Aim of the exercise
List every line of the items below that contains the string "main", copying each line in full. Match case exactly.

Information given
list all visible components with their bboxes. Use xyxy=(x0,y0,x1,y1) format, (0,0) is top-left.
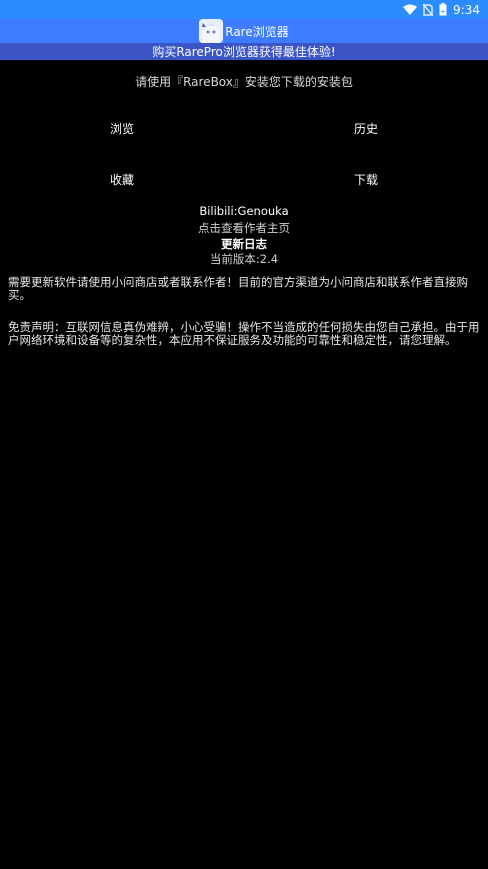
anime-avatar-logo xyxy=(199,19,224,43)
favorites-button[interactable]: 收藏 xyxy=(62,164,182,194)
author-handle: Bilibili:Genouka xyxy=(199,204,289,218)
no-sim-icon xyxy=(423,3,434,16)
status-time: 9:34 xyxy=(453,2,480,17)
history-button[interactable]: 历史 xyxy=(306,113,426,143)
status-bar: + 9:34 xyxy=(0,0,488,19)
author-homepage-link[interactable]: 点击查看作者主页 xyxy=(0,220,488,236)
svg-text:+: + xyxy=(440,8,446,16)
changelog-link[interactable]: 更新日志 xyxy=(0,236,488,252)
browse-button[interactable]: 浏览 xyxy=(62,113,182,143)
install-hint: 请使用『RareBox』安装您下载的安装包 xyxy=(135,75,353,89)
app-bar: Rare浏览器 xyxy=(0,19,488,43)
disclaimer-notice: 免责声明：互联网信息真伪难辨，小心受骗！操作不当造成的任何损失由您自己承担。由于… xyxy=(8,320,480,347)
promo-banner[interactable]: 购买RarePro浏览器获得最佳体验! xyxy=(0,43,488,60)
battery-icon: + xyxy=(439,3,447,16)
update-notice: 需要更新软件请使用小问商店或者联系作者！目前的官方渠道为小问商店和联系作者直接购… xyxy=(8,275,468,302)
downloads-button[interactable]: 下载 xyxy=(306,164,426,194)
version-label: 当前版本:2.4 xyxy=(209,252,279,266)
promo-banner-text: 购买RarePro浏览器获得最佳体验! xyxy=(152,45,336,59)
app-title: Rare浏览器 xyxy=(225,24,289,39)
wifi-icon xyxy=(403,4,418,15)
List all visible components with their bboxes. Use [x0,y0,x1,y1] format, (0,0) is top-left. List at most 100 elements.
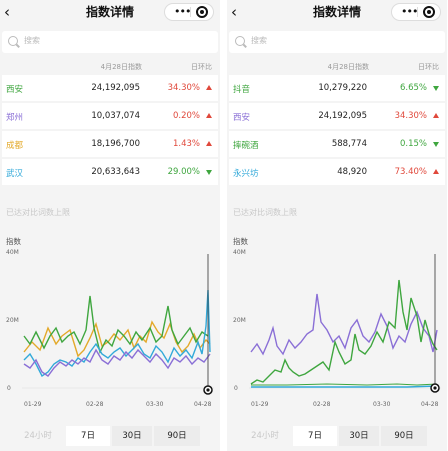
trend-down-icon [206,170,212,175]
comparison-table: 4月28日指数 日环比 抖音 10,279,220 6.65% 西安 24,19… [229,57,445,187]
y-tick: 0 [234,385,238,392]
keyword-name: 永兴坊 [233,169,259,179]
close-target-icon[interactable] [423,6,435,18]
col-value-header: 4月28日指数 [327,63,369,71]
keyword-name: 抖音 [233,85,251,95]
search-input[interactable]: 搜索 [2,31,218,53]
x-tick: 03-30 [373,401,391,408]
index-value: 20,633,643 [91,167,140,177]
table-row[interactable]: 抖音 10,279,220 6.65% [229,75,445,101]
col-value-header: 4月28日指数 [100,63,142,71]
tab-30d[interactable]: 30日 [112,426,152,446]
capsule-divider [190,7,191,17]
trend-down-icon [433,142,439,147]
table-header: 4月28日指数 日环比 [2,57,218,75]
change-value: 34.30% [394,111,427,121]
series-line-xian [23,295,209,355]
y-tick: 40M [233,249,246,256]
tab-7d[interactable]: 7日 [66,426,110,446]
change-value: 73.40% [394,167,427,177]
y-tick: 20M [6,317,19,324]
chart-ylabel: 指数 [6,237,21,246]
index-value: 48,920 [337,167,367,177]
series-line-yongxingfang [251,385,438,388]
limit-note: 已达对比词数上限 [6,208,70,217]
index-value: 588,774 [331,139,367,149]
cursor-handle-dot [433,386,437,390]
index-value: 24,192,095 [318,111,367,121]
table-row[interactable]: 西安 24,192,095 34.30% [229,103,445,129]
keyword-name: 武汉 [6,169,24,179]
tab-24h[interactable]: 24小时 [241,426,289,446]
x-tick: 01-29 [24,401,42,408]
nav-bar: ‹ 指数详情 ••• [0,0,220,26]
change-value: 0.20% [172,111,200,121]
range-tabs: 24小时 7日 30日 90日 [241,426,431,446]
keyword-name: 摔碗酒 [233,141,259,151]
more-icon[interactable]: ••• [174,4,191,20]
close-target-icon[interactable] [196,6,208,18]
x-tick: 02-28 [86,401,104,408]
trend-chart-svg[interactable]: 40M 20M 0 01-29 02-28 03-30 04-28 [0,232,220,422]
trend-chart[interactable]: 指数 40M 20M 0 01-29 02-28 03-30 04-28 [227,232,447,422]
change-value: 34.30% [167,83,200,93]
index-value: 10,279,220 [318,83,367,93]
tab-7d[interactable]: 7日 [293,426,337,446]
table-row[interactable]: 西安 24,192,095 34.30% [2,75,218,101]
series-line-shuaiwanjiu [251,383,438,386]
keyword-name: 成都 [6,141,24,151]
x-tick: 04-28 [421,401,439,408]
trend-up-icon [206,85,212,90]
table-header: 4月28日指数 日环比 [229,57,445,75]
tab-90d[interactable]: 90日 [381,426,427,446]
search-input[interactable]: 搜索 [229,31,445,53]
change-value: 1.43% [172,139,200,149]
screen-divider [220,0,227,451]
capsule-divider [417,7,418,17]
chart-ylabel: 指数 [233,237,248,246]
trend-chart-svg[interactable]: 40M 20M 0 01-29 02-28 03-30 04-28 [227,232,447,422]
y-tick: 20M [233,317,246,324]
col-change-header: 日环比 [418,63,439,71]
cursor-handle-dot [206,388,210,392]
keyword-name: 郑州 [6,113,24,123]
y-tick: 0 [7,385,11,392]
app-root: ‹ 指数详情 ••• 搜索 4月28日指数 日环比 西安 24,192,095 … [0,0,448,451]
trend-chart[interactable]: 指数 40M 20M 0 01-29 02-28 03-30 04-28 [0,232,220,422]
table-row[interactable]: 郑州 10,037,074 0.20% [2,103,218,129]
index-value: 10,037,074 [91,111,140,121]
series-line-douyin [250,279,438,385]
nav-bar: ‹ 指数详情 ••• [227,0,447,26]
keyword-name: 西安 [6,85,24,95]
screen-left: ‹ 指数详情 ••• 搜索 4月28日指数 日环比 西安 24,192,095 … [0,0,220,451]
trend-down-icon [433,86,439,91]
table-row[interactable]: 摔碗酒 588,774 0.15% [229,131,445,157]
search-placeholder: 搜索 [251,36,267,45]
trend-up-icon [433,169,439,174]
change-value: 29.00% [167,167,200,177]
more-icon[interactable]: ••• [401,4,418,20]
search-placeholder: 搜索 [24,36,40,45]
tab-30d[interactable]: 30日 [339,426,379,446]
keyword-name: 西安 [233,113,251,123]
series-line-xian [250,293,438,356]
search-icon [235,36,245,46]
tab-90d[interactable]: 90日 [154,426,200,446]
change-value: 6.65% [399,83,427,93]
table-row[interactable]: 永兴坊 48,920 73.40% [229,159,445,185]
table-row[interactable]: 武汉 20,633,643 29.00% [2,159,218,185]
screen-right: ‹ 指数详情 ••• 搜索 4月28日指数 日环比 抖音 10,279,220 … [227,0,447,451]
table-row[interactable]: 成都 18,196,700 1.43% [2,131,218,157]
col-change-header: 日环比 [191,63,212,71]
mini-program-capsule[interactable]: ••• [164,3,214,21]
x-tick: 01-29 [251,401,269,408]
trend-up-icon [206,113,212,118]
x-tick: 03-30 [146,401,164,408]
x-tick: 04-28 [194,401,212,408]
y-tick: 40M [6,249,19,256]
index-value: 18,196,700 [91,139,140,149]
tab-24h[interactable]: 24小时 [14,426,62,446]
mini-program-capsule[interactable]: ••• [391,3,441,21]
comparison-table: 4月28日指数 日环比 西安 24,192,095 34.30% 郑州 10,0… [2,57,218,187]
x-tick: 02-28 [313,401,331,408]
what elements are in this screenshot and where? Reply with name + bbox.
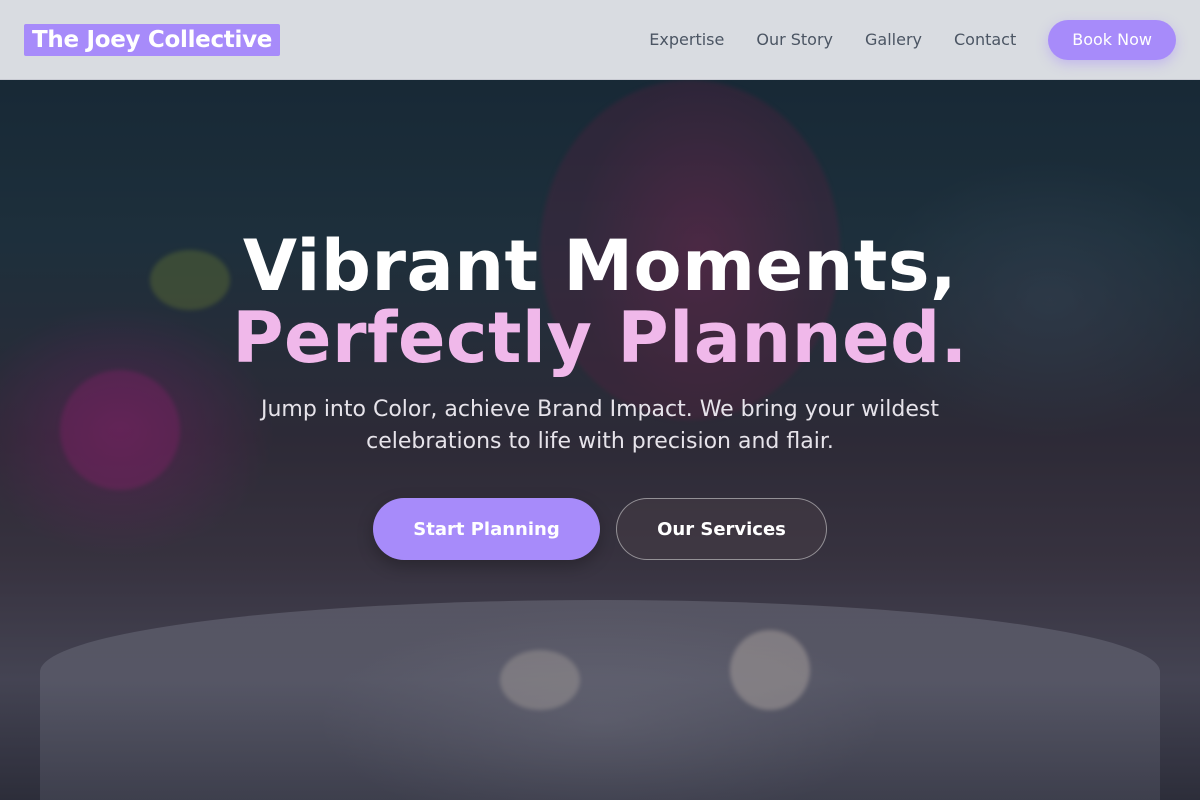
hero-title-line2: Perfectly Planned. <box>232 297 968 379</box>
nav-link-expertise[interactable]: Expertise <box>649 30 724 49</box>
hero-title: Vibrant Moments, Perfectly Planned. <box>0 230 1200 374</box>
nav-link-gallery[interactable]: Gallery <box>865 30 922 49</box>
main-nav: Expertise Our Story Gallery Contact Book… <box>649 19 1176 60</box>
start-planning-button[interactable]: Start Planning <box>373 498 600 560</box>
hero-title-line1: Vibrant Moments, <box>242 225 958 307</box>
hero-subtitle: Jump into Color, achieve Brand Impact. W… <box>261 397 939 454</box>
hero-cta-group: Start Planning Our Services <box>0 498 1200 560</box>
nav-link-our-story[interactable]: Our Story <box>756 30 833 49</box>
site-header: The Joey Collective Expertise Our Story … <box>0 0 1200 80</box>
book-now-button[interactable]: Book Now <box>1048 19 1176 60</box>
nav-link-contact[interactable]: Contact <box>954 30 1016 49</box>
hero-content: Vibrant Moments, Perfectly Planned. Jump… <box>0 230 1200 560</box>
site-logo[interactable]: The Joey Collective <box>24 23 281 56</box>
our-services-button[interactable]: Our Services <box>616 498 827 560</box>
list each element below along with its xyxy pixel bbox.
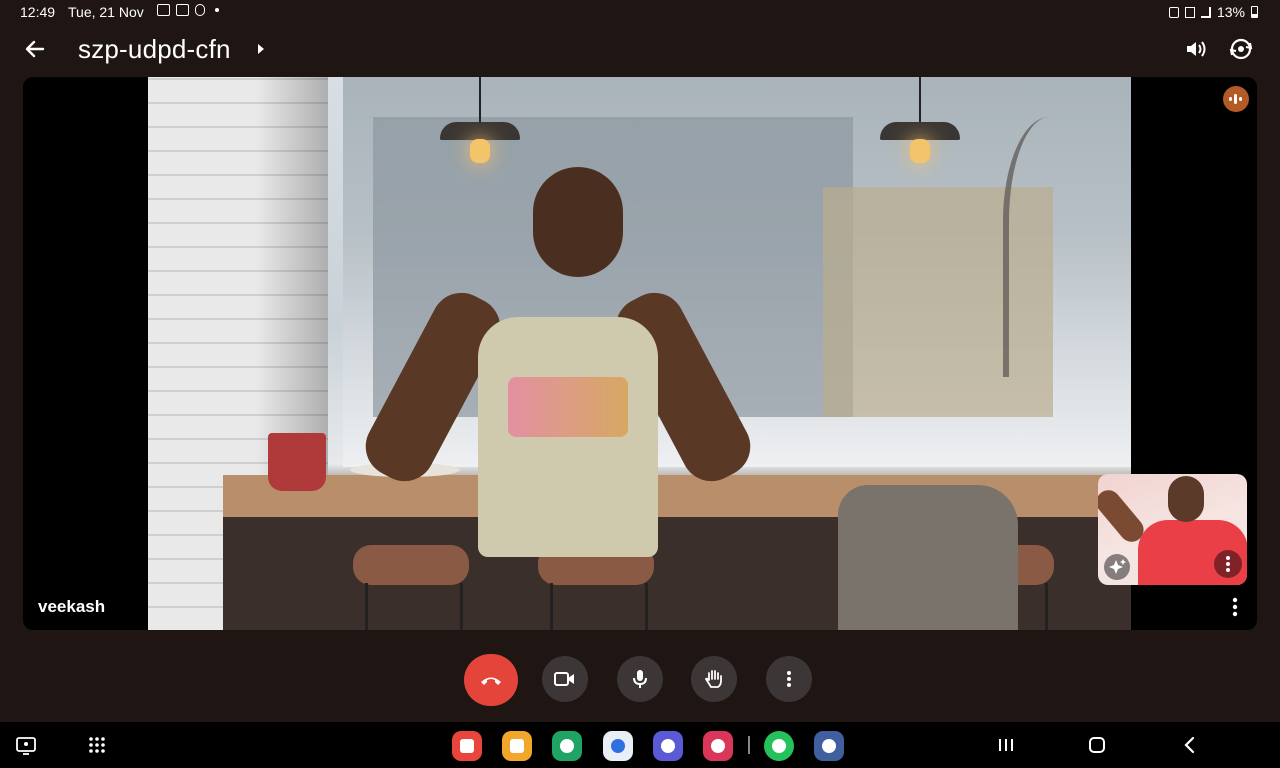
end-call-button[interactable] xyxy=(464,654,518,706)
switch-camera-icon[interactable] xyxy=(1226,34,1256,64)
system-indicators: 13% xyxy=(1168,4,1258,20)
caret-right-icon[interactable] xyxy=(258,44,264,54)
microphone-icon xyxy=(633,670,647,688)
status-date: Tue, 21 Nov xyxy=(68,4,144,20)
meeting-code-title[interactable]: szp-udpd-cfn xyxy=(78,34,231,65)
background-tree xyxy=(1003,117,1119,377)
phone-app-icon[interactable] xyxy=(552,731,582,761)
settings-app-icon[interactable] xyxy=(814,731,844,761)
gallery-notification-icon xyxy=(157,4,170,16)
sparkle-effects-icon[interactable] xyxy=(1104,554,1130,580)
self-view-tile[interactable] xyxy=(1098,474,1247,585)
main-video-tile[interactable]: veekash xyxy=(23,77,1257,630)
participant-name: veekash xyxy=(38,597,106,616)
bulb-notification-icon xyxy=(195,4,205,16)
pendant-lamp xyxy=(880,77,960,163)
self-head xyxy=(1168,476,1204,522)
messages-app-icon[interactable] xyxy=(603,731,633,761)
status-time: 12:49 xyxy=(20,4,56,20)
camera-button[interactable] xyxy=(542,656,588,702)
remote-video-feed xyxy=(148,77,1131,630)
my-files-app-icon[interactable] xyxy=(502,731,532,761)
folded-blanket xyxy=(838,485,1018,630)
data-icon xyxy=(1184,6,1195,18)
alarm-icon xyxy=(1168,6,1179,18)
notification-icons xyxy=(157,4,219,16)
raise-hand-button[interactable] xyxy=(691,656,737,702)
camera-app-icon[interactable] xyxy=(703,731,733,761)
screen-assistant-icon[interactable] xyxy=(13,732,39,758)
participant-person xyxy=(355,167,761,630)
recent-apps-icon[interactable] xyxy=(993,732,1019,758)
phone-hangup-icon xyxy=(481,677,501,685)
home-icon[interactable] xyxy=(1084,732,1110,758)
more-vertical-icon[interactable] xyxy=(1225,595,1245,619)
navigation-bar xyxy=(0,722,1280,768)
battery-icon xyxy=(1251,6,1258,18)
audio-activity-icon xyxy=(1223,86,1249,112)
video-camera-icon xyxy=(554,672,574,686)
photo-notification-icon xyxy=(176,4,189,16)
back-arrow-icon[interactable] xyxy=(22,36,48,62)
samsung-notes-app-icon[interactable] xyxy=(452,731,482,761)
pendant-lamp xyxy=(440,77,520,163)
more-vertical-icon xyxy=(787,671,791,687)
status-bar: 12:49 Tue, 21 Nov 13% xyxy=(0,0,1280,24)
more-notifications-dot-icon xyxy=(215,8,219,12)
taskbar-divider xyxy=(748,736,750,754)
app-drawer-grid-icon[interactable] xyxy=(84,732,110,758)
microphone-button[interactable] xyxy=(617,656,663,702)
hand-icon xyxy=(704,670,722,688)
internet-app-icon[interactable] xyxy=(653,731,683,761)
red-mug xyxy=(268,433,326,491)
self-more-options-icon[interactable] xyxy=(1214,550,1242,578)
speaker-volume-icon[interactable] xyxy=(1181,34,1211,64)
signal-icon xyxy=(1200,6,1211,18)
nav-back-icon[interactable] xyxy=(1177,732,1203,758)
more-options-button[interactable] xyxy=(766,656,812,702)
whatsapp-app-icon[interactable] xyxy=(764,731,794,761)
battery-percent: 13% xyxy=(1216,4,1245,20)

Full answer
main-nav: Expertise Our Story Gallery Contact Book… <box>649 19 1176 60</box>
main-video-tile[interactable]: veekash xyxy=(23,77,1257,630)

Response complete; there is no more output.